== ENTRIES

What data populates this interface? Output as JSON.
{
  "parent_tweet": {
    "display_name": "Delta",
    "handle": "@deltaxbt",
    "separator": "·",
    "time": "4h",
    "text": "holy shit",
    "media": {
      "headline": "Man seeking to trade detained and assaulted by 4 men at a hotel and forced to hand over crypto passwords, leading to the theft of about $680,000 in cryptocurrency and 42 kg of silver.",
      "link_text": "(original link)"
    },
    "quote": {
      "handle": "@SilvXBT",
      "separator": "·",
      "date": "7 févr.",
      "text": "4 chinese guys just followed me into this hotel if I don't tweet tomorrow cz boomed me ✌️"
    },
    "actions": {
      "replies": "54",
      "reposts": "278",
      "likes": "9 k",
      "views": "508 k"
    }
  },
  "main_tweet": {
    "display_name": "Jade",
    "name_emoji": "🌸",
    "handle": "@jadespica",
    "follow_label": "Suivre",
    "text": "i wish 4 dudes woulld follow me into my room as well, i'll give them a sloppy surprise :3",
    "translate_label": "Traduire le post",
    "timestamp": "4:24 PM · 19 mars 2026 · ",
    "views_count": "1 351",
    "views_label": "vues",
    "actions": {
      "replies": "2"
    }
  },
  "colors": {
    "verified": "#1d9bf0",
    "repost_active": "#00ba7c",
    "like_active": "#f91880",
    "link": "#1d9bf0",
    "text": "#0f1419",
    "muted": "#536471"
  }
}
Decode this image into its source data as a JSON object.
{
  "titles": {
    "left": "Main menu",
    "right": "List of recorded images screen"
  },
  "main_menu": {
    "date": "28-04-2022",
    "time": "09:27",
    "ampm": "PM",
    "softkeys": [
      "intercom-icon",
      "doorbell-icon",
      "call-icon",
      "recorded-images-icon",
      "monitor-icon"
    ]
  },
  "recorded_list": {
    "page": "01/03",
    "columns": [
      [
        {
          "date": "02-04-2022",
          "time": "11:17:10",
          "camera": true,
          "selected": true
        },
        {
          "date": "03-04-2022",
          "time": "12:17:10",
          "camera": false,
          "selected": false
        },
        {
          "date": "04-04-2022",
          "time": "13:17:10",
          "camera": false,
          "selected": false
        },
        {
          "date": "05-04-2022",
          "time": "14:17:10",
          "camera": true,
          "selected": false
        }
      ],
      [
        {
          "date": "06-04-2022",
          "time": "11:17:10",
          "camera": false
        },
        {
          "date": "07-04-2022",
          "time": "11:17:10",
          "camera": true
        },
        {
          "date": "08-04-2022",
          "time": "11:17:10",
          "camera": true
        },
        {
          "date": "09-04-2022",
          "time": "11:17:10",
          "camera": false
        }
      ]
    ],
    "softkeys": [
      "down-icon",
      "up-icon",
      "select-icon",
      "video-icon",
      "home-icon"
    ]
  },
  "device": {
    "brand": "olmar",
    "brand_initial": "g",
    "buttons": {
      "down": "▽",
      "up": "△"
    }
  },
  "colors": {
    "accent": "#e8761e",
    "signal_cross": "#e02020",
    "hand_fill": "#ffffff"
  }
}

====

EXERCISE OBJECTIVE » Wherever "hotel" shows up in a line, copy that line.

RESPONSE BELOW »
      "headline": "Man seeking to trade detained and assaulted by 4 men at a hotel and forced to hand over crypto passwords, leading to the theft of about $680,000 in cryptocurrency and 42 kg of silver.",
      "text": "4 chinese guys just followed me into this hotel if I don't tweet tomorrow cz boomed me ✌️"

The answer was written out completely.